All records should be reproduced verbatim.

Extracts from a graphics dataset
────

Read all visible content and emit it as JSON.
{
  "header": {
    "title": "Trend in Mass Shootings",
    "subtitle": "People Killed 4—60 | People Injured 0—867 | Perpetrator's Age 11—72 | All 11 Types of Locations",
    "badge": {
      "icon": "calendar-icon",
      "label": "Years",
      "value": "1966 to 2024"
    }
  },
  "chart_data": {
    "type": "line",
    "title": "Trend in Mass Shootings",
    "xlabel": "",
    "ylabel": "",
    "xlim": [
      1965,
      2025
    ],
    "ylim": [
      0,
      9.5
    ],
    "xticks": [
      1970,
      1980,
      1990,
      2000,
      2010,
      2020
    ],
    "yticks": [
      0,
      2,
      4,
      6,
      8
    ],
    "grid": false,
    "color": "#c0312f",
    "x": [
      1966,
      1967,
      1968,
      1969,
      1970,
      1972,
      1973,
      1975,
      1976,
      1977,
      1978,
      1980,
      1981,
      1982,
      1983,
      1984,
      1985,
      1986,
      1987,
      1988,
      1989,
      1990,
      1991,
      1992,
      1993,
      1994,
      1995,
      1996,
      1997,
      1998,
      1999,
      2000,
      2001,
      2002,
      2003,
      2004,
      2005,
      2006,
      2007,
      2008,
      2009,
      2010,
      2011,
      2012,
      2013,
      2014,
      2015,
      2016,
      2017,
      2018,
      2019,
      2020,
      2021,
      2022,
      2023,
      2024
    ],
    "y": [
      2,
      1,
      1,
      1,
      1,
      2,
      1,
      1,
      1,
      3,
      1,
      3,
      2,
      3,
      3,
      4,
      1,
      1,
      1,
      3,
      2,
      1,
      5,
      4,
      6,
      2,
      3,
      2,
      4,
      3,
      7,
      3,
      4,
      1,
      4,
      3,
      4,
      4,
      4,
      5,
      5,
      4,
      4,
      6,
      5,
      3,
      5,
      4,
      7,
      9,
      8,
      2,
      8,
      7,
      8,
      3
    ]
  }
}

────

Solution
Read all visible content and emit it as JSON.
{
  "header": {
    "title": "Trend in Mass Shootings",
    "subtitle": "People Killed 4—60 | People Injured 0—867 | Perpetrator's Age 11—72 | All 11 Types of Locations",
    "badge": {
      "icon": "calendar-icon",
      "label": "Years",
      "value": "1966 to 2024"
    }
  },
  "chart_data": {
    "type": "line",
    "title": "Trend in Mass Shootings",
    "xlabel": "",
    "ylabel": "",
    "xlim": [
      1965,
      2025
    ],
    "ylim": [
      0,
      9.5
    ],
    "xticks": [
      1970,
      1980,
      1990,
      2000,
      2010,
      2020
    ],
    "yticks": [
      0,
      2,
      4,
      6,
      8
    ],
    "grid": false,
    "color": "#c0312f",
    "x": [
      1966,
      1967,
      1968,
      1969,
      1970,
      1972,
      1973,
      1975,
      1976,
      1977,
      1978,
      1980,
      1981,
      1982,
      1983,
      1984,
      1985,
      1986,
      1987,
      1988,
      1989,
      1990,
      1991,
      1992,
      1993,
      1994,
      1995,
      1996,
      1997,
      1998,
      1999,
      2000,
      2001,
      2002,
      2003,
      2004,
      2005,
      2006,
      2007,
      2008,
      2009,
      2010,
      2011,
      2012,
      2013,
      2014,
      2015,
      2016,
      2017,
      2018,
      2019,
      2020,
      2021,
      2022,
      2023,
      2024
    ],
    "y": [
      2,
      1,
      1,
      1,
      1,
      2,
      1,
      1,
      1,
      3,
      1,
      3,
      2,
      3,
      3,
      4,
      1,
      1,
      1,
      3,
      2,
      1,
      5,
      4,
      6,
      2,
      3,
      2,
      4,
      3,
      7,
      3,
      4,
      1,
      4,
      3,
      4,
      4,
      4,
      5,
      5,
      4,
      4,
      6,
      5,
      3,
      5,
      4,
      7,
      9,
      8,
      2,
      8,
      7,
      8,
      3
    ]
  }
}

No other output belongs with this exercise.